_TASK INSTRUCTIONS_.
All lines in the data bearing the string "Temperature" should be identified and copied.

_RECORDS PROVIDED_.

━━━━━━━━━━━━━━━━

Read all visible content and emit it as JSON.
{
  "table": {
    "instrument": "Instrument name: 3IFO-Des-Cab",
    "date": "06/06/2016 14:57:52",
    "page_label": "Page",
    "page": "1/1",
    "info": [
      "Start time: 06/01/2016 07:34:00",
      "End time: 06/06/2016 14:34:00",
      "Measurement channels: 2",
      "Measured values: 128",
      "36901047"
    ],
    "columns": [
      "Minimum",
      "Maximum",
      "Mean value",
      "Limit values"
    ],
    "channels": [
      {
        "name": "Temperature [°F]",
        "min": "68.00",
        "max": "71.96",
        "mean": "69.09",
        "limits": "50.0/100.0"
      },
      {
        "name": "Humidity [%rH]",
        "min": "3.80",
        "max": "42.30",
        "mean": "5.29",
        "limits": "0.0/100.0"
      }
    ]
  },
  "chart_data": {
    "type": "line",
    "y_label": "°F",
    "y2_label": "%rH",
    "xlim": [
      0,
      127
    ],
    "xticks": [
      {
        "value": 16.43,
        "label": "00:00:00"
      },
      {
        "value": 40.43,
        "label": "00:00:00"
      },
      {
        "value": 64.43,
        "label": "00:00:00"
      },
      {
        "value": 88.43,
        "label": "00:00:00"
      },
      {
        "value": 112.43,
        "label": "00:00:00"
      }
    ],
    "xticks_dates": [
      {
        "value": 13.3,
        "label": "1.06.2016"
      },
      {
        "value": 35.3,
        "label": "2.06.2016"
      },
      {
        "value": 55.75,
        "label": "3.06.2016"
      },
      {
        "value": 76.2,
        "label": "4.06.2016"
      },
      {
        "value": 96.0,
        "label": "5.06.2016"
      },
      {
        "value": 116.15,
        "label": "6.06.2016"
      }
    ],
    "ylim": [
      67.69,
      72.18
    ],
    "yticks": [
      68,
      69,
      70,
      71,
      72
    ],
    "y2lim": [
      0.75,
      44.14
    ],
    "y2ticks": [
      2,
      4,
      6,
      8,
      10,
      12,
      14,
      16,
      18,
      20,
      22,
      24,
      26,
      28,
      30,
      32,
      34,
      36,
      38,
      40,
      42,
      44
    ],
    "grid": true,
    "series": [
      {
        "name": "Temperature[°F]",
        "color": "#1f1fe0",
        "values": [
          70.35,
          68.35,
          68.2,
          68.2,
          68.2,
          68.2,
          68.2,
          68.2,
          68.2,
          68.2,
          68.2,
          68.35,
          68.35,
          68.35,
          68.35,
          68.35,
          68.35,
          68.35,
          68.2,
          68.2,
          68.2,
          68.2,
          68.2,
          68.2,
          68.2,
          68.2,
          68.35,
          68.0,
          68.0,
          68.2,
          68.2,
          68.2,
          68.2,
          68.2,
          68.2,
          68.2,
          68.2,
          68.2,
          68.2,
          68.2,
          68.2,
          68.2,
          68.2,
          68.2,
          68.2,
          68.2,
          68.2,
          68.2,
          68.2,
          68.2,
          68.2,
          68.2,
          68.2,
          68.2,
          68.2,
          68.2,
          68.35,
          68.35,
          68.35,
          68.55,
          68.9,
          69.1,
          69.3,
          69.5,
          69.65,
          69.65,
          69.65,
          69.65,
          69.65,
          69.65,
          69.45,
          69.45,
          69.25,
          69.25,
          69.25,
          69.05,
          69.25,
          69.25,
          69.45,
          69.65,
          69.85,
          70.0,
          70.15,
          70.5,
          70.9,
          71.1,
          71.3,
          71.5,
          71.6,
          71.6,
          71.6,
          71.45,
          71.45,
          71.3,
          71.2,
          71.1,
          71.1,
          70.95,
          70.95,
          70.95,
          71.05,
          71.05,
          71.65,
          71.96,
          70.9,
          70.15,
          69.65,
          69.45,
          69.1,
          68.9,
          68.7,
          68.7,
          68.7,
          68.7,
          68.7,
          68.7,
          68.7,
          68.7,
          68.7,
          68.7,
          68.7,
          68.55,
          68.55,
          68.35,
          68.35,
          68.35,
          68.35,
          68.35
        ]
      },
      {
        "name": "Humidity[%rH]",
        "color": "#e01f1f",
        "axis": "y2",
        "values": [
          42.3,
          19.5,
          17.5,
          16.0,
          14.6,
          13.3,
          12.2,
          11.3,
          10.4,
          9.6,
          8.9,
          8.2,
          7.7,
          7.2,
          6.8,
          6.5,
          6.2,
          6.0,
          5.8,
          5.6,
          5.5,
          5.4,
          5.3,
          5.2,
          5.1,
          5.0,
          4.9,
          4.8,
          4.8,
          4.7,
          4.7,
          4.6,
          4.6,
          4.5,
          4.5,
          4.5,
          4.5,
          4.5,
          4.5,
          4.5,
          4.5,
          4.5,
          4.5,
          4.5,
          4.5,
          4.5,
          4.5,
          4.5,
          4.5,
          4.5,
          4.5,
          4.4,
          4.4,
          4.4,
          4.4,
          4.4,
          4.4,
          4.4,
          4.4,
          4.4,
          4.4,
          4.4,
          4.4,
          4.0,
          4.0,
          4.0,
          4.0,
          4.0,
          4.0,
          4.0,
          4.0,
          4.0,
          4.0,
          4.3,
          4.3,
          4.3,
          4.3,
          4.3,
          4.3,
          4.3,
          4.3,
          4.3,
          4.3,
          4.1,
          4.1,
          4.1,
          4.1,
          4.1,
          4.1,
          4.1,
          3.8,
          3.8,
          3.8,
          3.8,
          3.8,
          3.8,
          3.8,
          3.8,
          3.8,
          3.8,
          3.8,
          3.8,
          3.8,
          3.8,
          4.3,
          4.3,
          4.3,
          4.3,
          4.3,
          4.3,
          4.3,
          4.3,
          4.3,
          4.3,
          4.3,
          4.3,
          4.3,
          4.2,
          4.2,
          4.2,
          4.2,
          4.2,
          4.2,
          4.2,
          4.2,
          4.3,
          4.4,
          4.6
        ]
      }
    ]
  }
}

━━━━━━━━━━━━━━━━

_RESULT OF THIS TASK_.
        "name": "Temperature [°F]",
        "name": "Temperature[°F]",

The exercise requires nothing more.